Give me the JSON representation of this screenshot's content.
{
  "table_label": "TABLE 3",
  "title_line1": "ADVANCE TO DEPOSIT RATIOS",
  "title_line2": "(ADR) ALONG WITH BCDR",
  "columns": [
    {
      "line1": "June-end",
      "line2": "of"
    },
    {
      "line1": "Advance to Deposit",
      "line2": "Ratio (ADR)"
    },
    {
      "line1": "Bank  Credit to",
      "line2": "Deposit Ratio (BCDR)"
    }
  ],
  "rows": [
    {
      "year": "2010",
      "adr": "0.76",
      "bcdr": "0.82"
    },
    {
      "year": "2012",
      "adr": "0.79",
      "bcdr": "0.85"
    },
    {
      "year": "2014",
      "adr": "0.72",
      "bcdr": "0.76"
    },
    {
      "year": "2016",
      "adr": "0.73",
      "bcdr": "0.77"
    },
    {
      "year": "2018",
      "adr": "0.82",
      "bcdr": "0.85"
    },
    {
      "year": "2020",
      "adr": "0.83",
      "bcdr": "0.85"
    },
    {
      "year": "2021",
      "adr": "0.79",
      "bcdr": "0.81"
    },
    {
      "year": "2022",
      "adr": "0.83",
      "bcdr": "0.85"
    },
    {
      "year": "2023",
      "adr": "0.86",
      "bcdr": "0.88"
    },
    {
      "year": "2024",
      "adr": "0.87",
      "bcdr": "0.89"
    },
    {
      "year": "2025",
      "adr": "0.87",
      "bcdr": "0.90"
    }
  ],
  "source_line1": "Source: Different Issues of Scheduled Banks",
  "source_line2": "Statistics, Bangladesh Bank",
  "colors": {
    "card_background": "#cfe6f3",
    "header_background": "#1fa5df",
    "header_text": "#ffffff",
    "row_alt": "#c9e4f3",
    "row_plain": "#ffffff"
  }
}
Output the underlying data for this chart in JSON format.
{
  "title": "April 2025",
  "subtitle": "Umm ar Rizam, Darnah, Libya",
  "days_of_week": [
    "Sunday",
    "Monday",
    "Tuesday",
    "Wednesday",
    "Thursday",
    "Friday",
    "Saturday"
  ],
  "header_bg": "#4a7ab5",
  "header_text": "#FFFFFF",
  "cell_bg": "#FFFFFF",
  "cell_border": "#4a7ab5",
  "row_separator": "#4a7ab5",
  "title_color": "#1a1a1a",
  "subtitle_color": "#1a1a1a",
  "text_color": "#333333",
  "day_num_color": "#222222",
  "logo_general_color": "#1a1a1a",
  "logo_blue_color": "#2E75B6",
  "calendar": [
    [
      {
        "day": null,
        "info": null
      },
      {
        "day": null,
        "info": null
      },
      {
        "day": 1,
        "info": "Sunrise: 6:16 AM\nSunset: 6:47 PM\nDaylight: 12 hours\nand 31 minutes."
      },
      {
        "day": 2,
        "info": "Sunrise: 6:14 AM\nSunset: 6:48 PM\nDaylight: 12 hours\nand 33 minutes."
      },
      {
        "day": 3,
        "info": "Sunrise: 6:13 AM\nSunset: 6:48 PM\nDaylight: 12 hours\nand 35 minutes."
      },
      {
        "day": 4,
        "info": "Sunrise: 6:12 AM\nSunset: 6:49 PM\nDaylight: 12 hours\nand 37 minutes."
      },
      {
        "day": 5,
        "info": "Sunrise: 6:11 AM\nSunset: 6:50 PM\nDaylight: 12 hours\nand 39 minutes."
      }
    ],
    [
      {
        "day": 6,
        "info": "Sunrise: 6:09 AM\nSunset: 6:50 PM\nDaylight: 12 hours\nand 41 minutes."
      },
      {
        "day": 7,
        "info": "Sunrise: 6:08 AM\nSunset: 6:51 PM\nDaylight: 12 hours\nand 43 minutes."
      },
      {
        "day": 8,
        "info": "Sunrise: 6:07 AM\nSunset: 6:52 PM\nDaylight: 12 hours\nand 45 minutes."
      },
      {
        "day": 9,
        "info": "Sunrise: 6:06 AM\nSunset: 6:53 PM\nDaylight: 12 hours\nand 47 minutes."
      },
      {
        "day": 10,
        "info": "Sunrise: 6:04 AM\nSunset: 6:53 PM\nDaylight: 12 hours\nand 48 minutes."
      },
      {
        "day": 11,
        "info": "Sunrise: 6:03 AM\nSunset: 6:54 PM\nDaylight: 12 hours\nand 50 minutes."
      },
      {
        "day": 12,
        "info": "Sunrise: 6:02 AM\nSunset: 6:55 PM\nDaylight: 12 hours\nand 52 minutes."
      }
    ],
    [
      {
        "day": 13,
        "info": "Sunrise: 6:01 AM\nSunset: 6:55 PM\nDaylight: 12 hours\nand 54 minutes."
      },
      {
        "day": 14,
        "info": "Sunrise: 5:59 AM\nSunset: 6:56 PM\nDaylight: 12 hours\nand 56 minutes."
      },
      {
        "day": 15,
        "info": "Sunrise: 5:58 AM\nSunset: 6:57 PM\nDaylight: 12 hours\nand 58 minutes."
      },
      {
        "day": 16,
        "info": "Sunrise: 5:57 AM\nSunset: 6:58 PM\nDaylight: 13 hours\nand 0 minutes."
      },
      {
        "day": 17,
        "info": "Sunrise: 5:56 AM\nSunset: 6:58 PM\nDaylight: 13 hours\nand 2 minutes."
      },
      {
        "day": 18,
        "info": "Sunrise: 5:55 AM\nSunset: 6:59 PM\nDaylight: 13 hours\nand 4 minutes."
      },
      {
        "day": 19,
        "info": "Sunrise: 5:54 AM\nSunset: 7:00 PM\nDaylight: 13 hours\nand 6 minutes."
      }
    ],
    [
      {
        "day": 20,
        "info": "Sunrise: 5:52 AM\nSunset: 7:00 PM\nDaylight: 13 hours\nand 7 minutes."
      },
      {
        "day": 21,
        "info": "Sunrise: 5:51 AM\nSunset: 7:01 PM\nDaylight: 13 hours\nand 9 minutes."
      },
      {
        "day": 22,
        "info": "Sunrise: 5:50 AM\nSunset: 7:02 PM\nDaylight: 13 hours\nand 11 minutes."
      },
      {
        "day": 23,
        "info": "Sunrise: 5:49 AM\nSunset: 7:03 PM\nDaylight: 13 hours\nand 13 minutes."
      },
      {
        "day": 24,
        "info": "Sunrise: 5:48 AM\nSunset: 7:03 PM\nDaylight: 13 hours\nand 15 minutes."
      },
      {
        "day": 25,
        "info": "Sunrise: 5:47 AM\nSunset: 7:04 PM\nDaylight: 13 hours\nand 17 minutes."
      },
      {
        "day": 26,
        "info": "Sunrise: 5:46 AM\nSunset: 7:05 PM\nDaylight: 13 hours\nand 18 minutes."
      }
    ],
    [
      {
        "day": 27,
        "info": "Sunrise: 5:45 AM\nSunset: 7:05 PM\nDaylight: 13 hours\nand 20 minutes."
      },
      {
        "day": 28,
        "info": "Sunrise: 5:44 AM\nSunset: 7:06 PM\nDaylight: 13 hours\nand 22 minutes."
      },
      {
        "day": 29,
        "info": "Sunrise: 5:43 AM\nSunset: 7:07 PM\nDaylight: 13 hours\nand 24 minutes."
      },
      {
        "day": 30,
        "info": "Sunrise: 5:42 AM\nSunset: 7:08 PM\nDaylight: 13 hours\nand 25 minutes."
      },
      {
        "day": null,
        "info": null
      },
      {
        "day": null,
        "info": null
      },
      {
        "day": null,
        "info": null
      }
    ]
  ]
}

• Requirement:
Copy out the full listing exactly.

• Response to this exercise:
Give me the JSON representation of this screenshot's content.
{
  "table_label": "TABLE 3",
  "title_line1": "ADVANCE TO DEPOSIT RATIOS",
  "title_line2": "(ADR) ALONG WITH BCDR",
  "columns": [
    {
      "line1": "June-end",
      "line2": "of"
    },
    {
      "line1": "Advance to Deposit",
      "line2": "Ratio (ADR)"
    },
    {
      "line1": "Bank  Credit to",
      "line2": "Deposit Ratio (BCDR)"
    }
  ],
  "rows": [
    {
      "year": "2010",
      "adr": "0.76",
      "bcdr": "0.82"
    },
    {
      "year": "2012",
      "adr": "0.79",
      "bcdr": "0.85"
    },
    {
      "year": "2014",
      "adr": "0.72",
      "bcdr": "0.76"
    },
    {
      "year": "2016",
      "adr": "0.73",
      "bcdr": "0.77"
    },
    {
      "year": "2018",
      "adr": "0.82",
      "bcdr": "0.85"
    },
    {
      "year": "2020",
      "adr": "0.83",
      "bcdr": "0.85"
    },
    {
      "year": "2021",
      "adr": "0.79",
      "bcdr": "0.81"
    },
    {
      "year": "2022",
      "adr": "0.83",
      "bcdr": "0.85"
    },
    {
      "year": "2023",
      "adr": "0.86",
      "bcdr": "0.88"
    },
    {
      "year": "2024",
      "adr": "0.87",
      "bcdr": "0.89"
    },
    {
      "year": "2025",
      "adr": "0.87",
      "bcdr": "0.90"
    }
  ],
  "source_line1": "Source: Different Issues of Scheduled Banks",
  "source_line2": "Statistics, Bangladesh Bank",
  "colors": {
    "card_background": "#cfe6f3",
    "header_background": "#1fa5df",
    "header_text": "#ffffff",
    "row_alt": "#c9e4f3",
    "row_plain": "#ffffff"
  }
}
Output the underlying data for this chart in JSON format.
{
  "title": "April 2025",
  "subtitle": "Umm ar Rizam, Darnah, Libya",
  "days_of_week": [
    "Sunday",
    "Monday",
    "Tuesday",
    "Wednesday",
    "Thursday",
    "Friday",
    "Saturday"
  ],
  "header_bg": "#4a7ab5",
  "header_text": "#FFFFFF",
  "cell_bg": "#FFFFFF",
  "cell_border": "#4a7ab5",
  "row_separator": "#4a7ab5",
  "title_color": "#1a1a1a",
  "subtitle_color": "#1a1a1a",
  "text_color": "#333333",
  "day_num_color": "#222222",
  "logo_general_color": "#1a1a1a",
  "logo_blue_color": "#2E75B6",
  "calendar": [
    [
      {
        "day": null,
        "info": null
      },
      {
        "day": null,
        "info": null
      },
      {
        "day": 1,
        "info": "Sunrise: 6:16 AM\nSunset: 6:47 PM\nDaylight: 12 hours\nand 31 minutes."
      },
      {
        "day": 2,
        "info": "Sunrise: 6:14 AM\nSunset: 6:48 PM\nDaylight: 12 hours\nand 33 minutes."
      },
      {
        "day": 3,
        "info": "Sunrise: 6:13 AM\nSunset: 6:48 PM\nDaylight: 12 hours\nand 35 minutes."
      },
      {
        "day": 4,
        "info": "Sunrise: 6:12 AM\nSunset: 6:49 PM\nDaylight: 12 hours\nand 37 minutes."
      },
      {
        "day": 5,
        "info": "Sunrise: 6:11 AM\nSunset: 6:50 PM\nDaylight: 12 hours\nand 39 minutes."
      }
    ],
    [
      {
        "day": 6,
        "info": "Sunrise: 6:09 AM\nSunset: 6:50 PM\nDaylight: 12 hours\nand 41 minutes."
      },
      {
        "day": 7,
        "info": "Sunrise: 6:08 AM\nSunset: 6:51 PM\nDaylight: 12 hours\nand 43 minutes."
      },
      {
        "day": 8,
        "info": "Sunrise: 6:07 AM\nSunset: 6:52 PM\nDaylight: 12 hours\nand 45 minutes."
      },
      {
        "day": 9,
        "info": "Sunrise: 6:06 AM\nSunset: 6:53 PM\nDaylight: 12 hours\nand 47 minutes."
      },
      {
        "day": 10,
        "info": "Sunrise: 6:04 AM\nSunset: 6:53 PM\nDaylight: 12 hours\nand 48 minutes."
      },
      {
        "day": 11,
        "info": "Sunrise: 6:03 AM\nSunset: 6:54 PM\nDaylight: 12 hours\nand 50 minutes."
      },
      {
        "day": 12,
        "info": "Sunrise: 6:02 AM\nSunset: 6:55 PM\nDaylight: 12 hours\nand 52 minutes."
      }
    ],
    [
      {
        "day": 13,
        "info": "Sunrise: 6:01 AM\nSunset: 6:55 PM\nDaylight: 12 hours\nand 54 minutes."
      },
      {
        "day": 14,
        "info": "Sunrise: 5:59 AM\nSunset: 6:56 PM\nDaylight: 12 hours\nand 56 minutes."
      },
      {
        "day": 15,
        "info": "Sunrise: 5:58 AM\nSunset: 6:57 PM\nDaylight: 12 hours\nand 58 minutes."
      },
      {
        "day": 16,
        "info": "Sunrise: 5:57 AM\nSunset: 6:58 PM\nDaylight: 13 hours\nand 0 minutes."
      },
      {
        "day": 17,
        "info": "Sunrise: 5:56 AM\nSunset: 6:58 PM\nDaylight: 13 hours\nand 2 minutes."
      },
      {
        "day": 18,
        "info": "Sunrise: 5:55 AM\nSunset: 6:59 PM\nDaylight: 13 hours\nand 4 minutes."
      },
      {
        "day": 19,
        "info": "Sunrise: 5:54 AM\nSunset: 7:00 PM\nDaylight: 13 hours\nand 6 minutes."
      }
    ],
    [
      {
        "day": 20,
        "info": "Sunrise: 5:52 AM\nSunset: 7:00 PM\nDaylight: 13 hours\nand 7 minutes."
      },
      {
        "day": 21,
        "info": "Sunrise: 5:51 AM\nSunset: 7:01 PM\nDaylight: 13 hours\nand 9 minutes."
      },
      {
        "day": 22,
        "info": "Sunrise: 5:50 AM\nSunset: 7:02 PM\nDaylight: 13 hours\nand 11 minutes."
      },
      {
        "day": 23,
        "info": "Sunrise: 5:49 AM\nSunset: 7:03 PM\nDaylight: 13 hours\nand 13 minutes."
      },
      {
        "day": 24,
        "info": "Sunrise: 5:48 AM\nSunset: 7:03 PM\nDaylight: 13 hours\nand 15 minutes."
      },
      {
        "day": 25,
        "info": "Sunrise: 5:47 AM\nSunset: 7:04 PM\nDaylight: 13 hours\nand 17 minutes."
      },
      {
        "day": 26,
        "info": "Sunrise: 5:46 AM\nSunset: 7:05 PM\nDaylight: 13 hours\nand 18 minutes."
      }
    ],
    [
      {
        "day": 27,
        "info": "Sunrise: 5:45 AM\nSunset: 7:05 PM\nDaylight: 13 hours\nand 20 minutes."
      },
      {
        "day": 28,
        "info": "Sunrise: 5:44 AM\nSunset: 7:06 PM\nDaylight: 13 hours\nand 22 minutes."
      },
      {
        "day": 29,
        "info": "Sunrise: 5:43 AM\nSunset: 7:07 PM\nDaylight: 13 hours\nand 24 minutes."
      },
      {
        "day": 30,
        "info": "Sunrise: 5:42 AM\nSunset: 7:08 PM\nDaylight: 13 hours\nand 25 minutes."
      },
      {
        "day": null,
        "info": null
      },
      {
        "day": null,
        "info": null
      },
      {
        "day": null,
        "info": null
      }
    ]
  ]
}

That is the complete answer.